Extracted entries »
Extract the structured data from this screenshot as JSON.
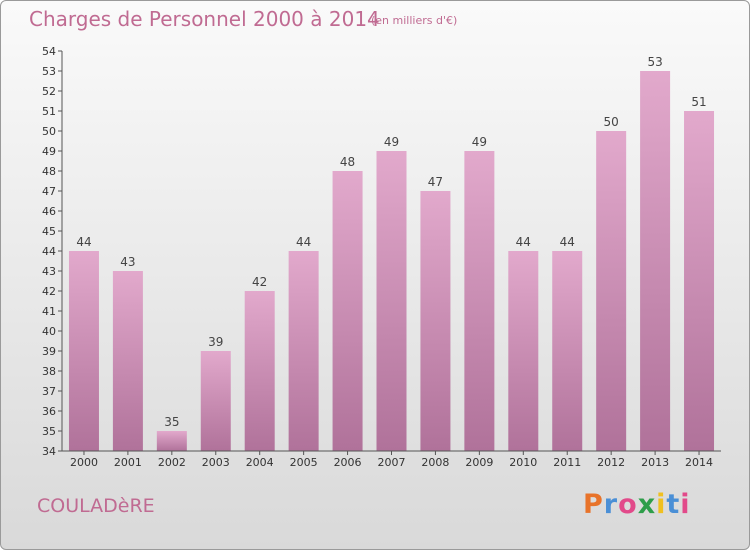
{
  "header": {
    "title": "Charges de Personnel 2000 à 2014",
    "subtitle": "(en milliers d'€)"
  },
  "footer": {
    "commune": "COULADèRE",
    "logo_text": "Proxiti",
    "logo_colors": [
      "#e8732a",
      "#4a8fd6",
      "#e24a8a",
      "#2e9e4a",
      "#f0c020",
      "#4a8fd6",
      "#e24a8a"
    ]
  },
  "colors": {
    "bar_top": "#e2a9cc",
    "bar_bottom": "#b0729a",
    "text_accent": "#c06b92",
    "axis": "#555555"
  },
  "chart_data": {
    "type": "bar",
    "categories": [
      "2000",
      "2001",
      "2002",
      "2003",
      "2004",
      "2005",
      "2006",
      "2007",
      "2008",
      "2009",
      "2010",
      "2011",
      "2012",
      "2013",
      "2014"
    ],
    "values": [
      44,
      43,
      35,
      39,
      42,
      44,
      48,
      49,
      47,
      49,
      44,
      44,
      50,
      53,
      51
    ],
    "ylim": [
      34,
      54
    ],
    "yticks": [
      34,
      35,
      36,
      37,
      38,
      39,
      40,
      41,
      42,
      43,
      44,
      45,
      46,
      47,
      48,
      49,
      50,
      51,
      52,
      53,
      54
    ],
    "grid": false,
    "data_labels": true
  }
}
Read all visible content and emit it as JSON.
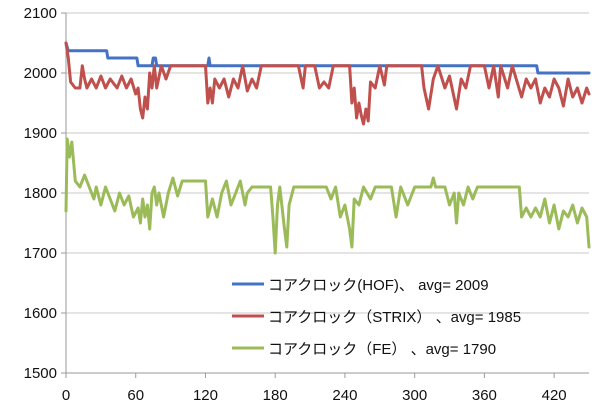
{
  "chart_data": {
    "type": "line",
    "title": "",
    "xlabel": "",
    "ylabel": "",
    "xlim": [
      0,
      450
    ],
    "ylim": [
      1500,
      2100
    ],
    "x_ticks": [
      0,
      60,
      120,
      180,
      240,
      300,
      360,
      420
    ],
    "y_ticks": [
      1500,
      1600,
      1700,
      1800,
      1900,
      2000,
      2100
    ],
    "grid": true,
    "legend_position": "bottom-right",
    "series": [
      {
        "name": "コアクロック(HOF)、 avg= 2009",
        "color": "#4472C4",
        "points": [
          [
            0,
            2050
          ],
          [
            2,
            2037
          ],
          [
            35,
            2037
          ],
          [
            36,
            2025
          ],
          [
            61,
            2025
          ],
          [
            62,
            2012
          ],
          [
            74,
            2012
          ],
          [
            75,
            2025
          ],
          [
            77,
            2025
          ],
          [
            78,
            2012
          ],
          [
            122,
            2012
          ],
          [
            123,
            2025
          ],
          [
            124,
            2012
          ],
          [
            405,
            2012
          ],
          [
            406,
            2000
          ],
          [
            450,
            2000
          ]
        ]
      },
      {
        "name": "コアクロック（STRIX） 、avg= 1985",
        "color": "#C0504D",
        "points": [
          [
            0,
            2050
          ],
          [
            2,
            2025
          ],
          [
            4,
            1985
          ],
          [
            8,
            1975
          ],
          [
            12,
            1975
          ],
          [
            14,
            2012
          ],
          [
            16,
            1990
          ],
          [
            18,
            1975
          ],
          [
            22,
            1990
          ],
          [
            26,
            1975
          ],
          [
            30,
            1995
          ],
          [
            34,
            1975
          ],
          [
            38,
            1990
          ],
          [
            44,
            1975
          ],
          [
            48,
            1995
          ],
          [
            52,
            1975
          ],
          [
            56,
            1990
          ],
          [
            60,
            1965
          ],
          [
            62,
            1975
          ],
          [
            64,
            1940
          ],
          [
            66,
            1925
          ],
          [
            68,
            1960
          ],
          [
            70,
            1940
          ],
          [
            72,
            2000
          ],
          [
            74,
            1975
          ],
          [
            76,
            2012
          ],
          [
            78,
            1975
          ],
          [
            82,
            2012
          ],
          [
            86,
            1990
          ],
          [
            90,
            2012
          ],
          [
            120,
            2012
          ],
          [
            122,
            1950
          ],
          [
            124,
            1975
          ],
          [
            126,
            1950
          ],
          [
            128,
            1990
          ],
          [
            132,
            1975
          ],
          [
            136,
            1990
          ],
          [
            140,
            1960
          ],
          [
            144,
            1990
          ],
          [
            148,
            1975
          ],
          [
            152,
            2012
          ],
          [
            156,
            1970
          ],
          [
            160,
            1990
          ],
          [
            164,
            1975
          ],
          [
            168,
            2012
          ],
          [
            200,
            2012
          ],
          [
            204,
            1975
          ],
          [
            206,
            2012
          ],
          [
            214,
            2012
          ],
          [
            218,
            1975
          ],
          [
            222,
            1985
          ],
          [
            226,
            1975
          ],
          [
            230,
            2012
          ],
          [
            244,
            2012
          ],
          [
            246,
            1950
          ],
          [
            248,
            1975
          ],
          [
            250,
            1925
          ],
          [
            252,
            1950
          ],
          [
            254,
            1930
          ],
          [
            256,
            1915
          ],
          [
            258,
            1940
          ],
          [
            260,
            1920
          ],
          [
            262,
            1985
          ],
          [
            266,
            1975
          ],
          [
            270,
            2012
          ],
          [
            274,
            1980
          ],
          [
            276,
            2012
          ],
          [
            306,
            2012
          ],
          [
            308,
            1975
          ],
          [
            312,
            1940
          ],
          [
            316,
            1990
          ],
          [
            320,
            2012
          ],
          [
            326,
            1975
          ],
          [
            330,
            1995
          ],
          [
            336,
            1940
          ],
          [
            340,
            1990
          ],
          [
            344,
            1975
          ],
          [
            348,
            2012
          ],
          [
            360,
            2012
          ],
          [
            364,
            1975
          ],
          [
            368,
            2012
          ],
          [
            372,
            1960
          ],
          [
            374,
            2012
          ],
          [
            380,
            1975
          ],
          [
            384,
            2012
          ],
          [
            392,
            1960
          ],
          [
            396,
            1990
          ],
          [
            400,
            1975
          ],
          [
            404,
            1990
          ],
          [
            408,
            1950
          ],
          [
            412,
            1975
          ],
          [
            416,
            1960
          ],
          [
            420,
            1990
          ],
          [
            424,
            1975
          ],
          [
            428,
            1945
          ],
          [
            432,
            1990
          ],
          [
            436,
            1960
          ],
          [
            440,
            1975
          ],
          [
            444,
            1950
          ],
          [
            448,
            1975
          ],
          [
            450,
            1965
          ]
        ]
      },
      {
        "name": "コアクロック（FE） 、avg= 1790",
        "color": "#9BBB59",
        "points": [
          [
            0,
            1770
          ],
          [
            1,
            1890
          ],
          [
            3,
            1860
          ],
          [
            5,
            1885
          ],
          [
            8,
            1820
          ],
          [
            12,
            1810
          ],
          [
            16,
            1830
          ],
          [
            20,
            1810
          ],
          [
            24,
            1790
          ],
          [
            26,
            1810
          ],
          [
            30,
            1780
          ],
          [
            34,
            1810
          ],
          [
            38,
            1790
          ],
          [
            42,
            1770
          ],
          [
            46,
            1800
          ],
          [
            50,
            1780
          ],
          [
            54,
            1795
          ],
          [
            58,
            1760
          ],
          [
            62,
            1775
          ],
          [
            64,
            1750
          ],
          [
            66,
            1790
          ],
          [
            68,
            1760
          ],
          [
            70,
            1780
          ],
          [
            72,
            1740
          ],
          [
            74,
            1800
          ],
          [
            76,
            1810
          ],
          [
            78,
            1780
          ],
          [
            80,
            1800
          ],
          [
            84,
            1760
          ],
          [
            88,
            1800
          ],
          [
            92,
            1825
          ],
          [
            96,
            1795
          ],
          [
            100,
            1820
          ],
          [
            120,
            1820
          ],
          [
            122,
            1760
          ],
          [
            126,
            1790
          ],
          [
            130,
            1760
          ],
          [
            134,
            1800
          ],
          [
            138,
            1820
          ],
          [
            142,
            1780
          ],
          [
            146,
            1800
          ],
          [
            150,
            1820
          ],
          [
            154,
            1780
          ],
          [
            156,
            1800
          ],
          [
            160,
            1810
          ],
          [
            176,
            1810
          ],
          [
            178,
            1760
          ],
          [
            180,
            1700
          ],
          [
            182,
            1780
          ],
          [
            184,
            1810
          ],
          [
            188,
            1740
          ],
          [
            190,
            1710
          ],
          [
            192,
            1780
          ],
          [
            196,
            1810
          ],
          [
            224,
            1810
          ],
          [
            228,
            1790
          ],
          [
            232,
            1810
          ],
          [
            236,
            1760
          ],
          [
            240,
            1780
          ],
          [
            244,
            1740
          ],
          [
            246,
            1710
          ],
          [
            248,
            1790
          ],
          [
            252,
            1780
          ],
          [
            256,
            1810
          ],
          [
            262,
            1790
          ],
          [
            266,
            1810
          ],
          [
            280,
            1810
          ],
          [
            284,
            1760
          ],
          [
            288,
            1810
          ],
          [
            294,
            1780
          ],
          [
            300,
            1810
          ],
          [
            314,
            1810
          ],
          [
            316,
            1825
          ],
          [
            318,
            1810
          ],
          [
            326,
            1810
          ],
          [
            330,
            1780
          ],
          [
            334,
            1800
          ],
          [
            336,
            1750
          ],
          [
            338,
            1800
          ],
          [
            342,
            1780
          ],
          [
            346,
            1810
          ],
          [
            350,
            1790
          ],
          [
            354,
            1810
          ],
          [
            390,
            1810
          ],
          [
            392,
            1760
          ],
          [
            396,
            1775
          ],
          [
            400,
            1760
          ],
          [
            404,
            1775
          ],
          [
            408,
            1760
          ],
          [
            412,
            1790
          ],
          [
            416,
            1750
          ],
          [
            420,
            1780
          ],
          [
            424,
            1740
          ],
          [
            428,
            1770
          ],
          [
            432,
            1760
          ],
          [
            436,
            1780
          ],
          [
            440,
            1750
          ],
          [
            444,
            1775
          ],
          [
            448,
            1760
          ],
          [
            450,
            1710
          ]
        ]
      }
    ]
  }
}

Challenge » Scan the material for lines with the word "name", and copy each line you find.

Reply to the exercise »
        "name": "コアクロック(HOF)、 avg= 2009",
        "name": "コアクロック（STRIX） 、avg= 1985",
        "name": "コアクロック（FE） 、avg= 1790",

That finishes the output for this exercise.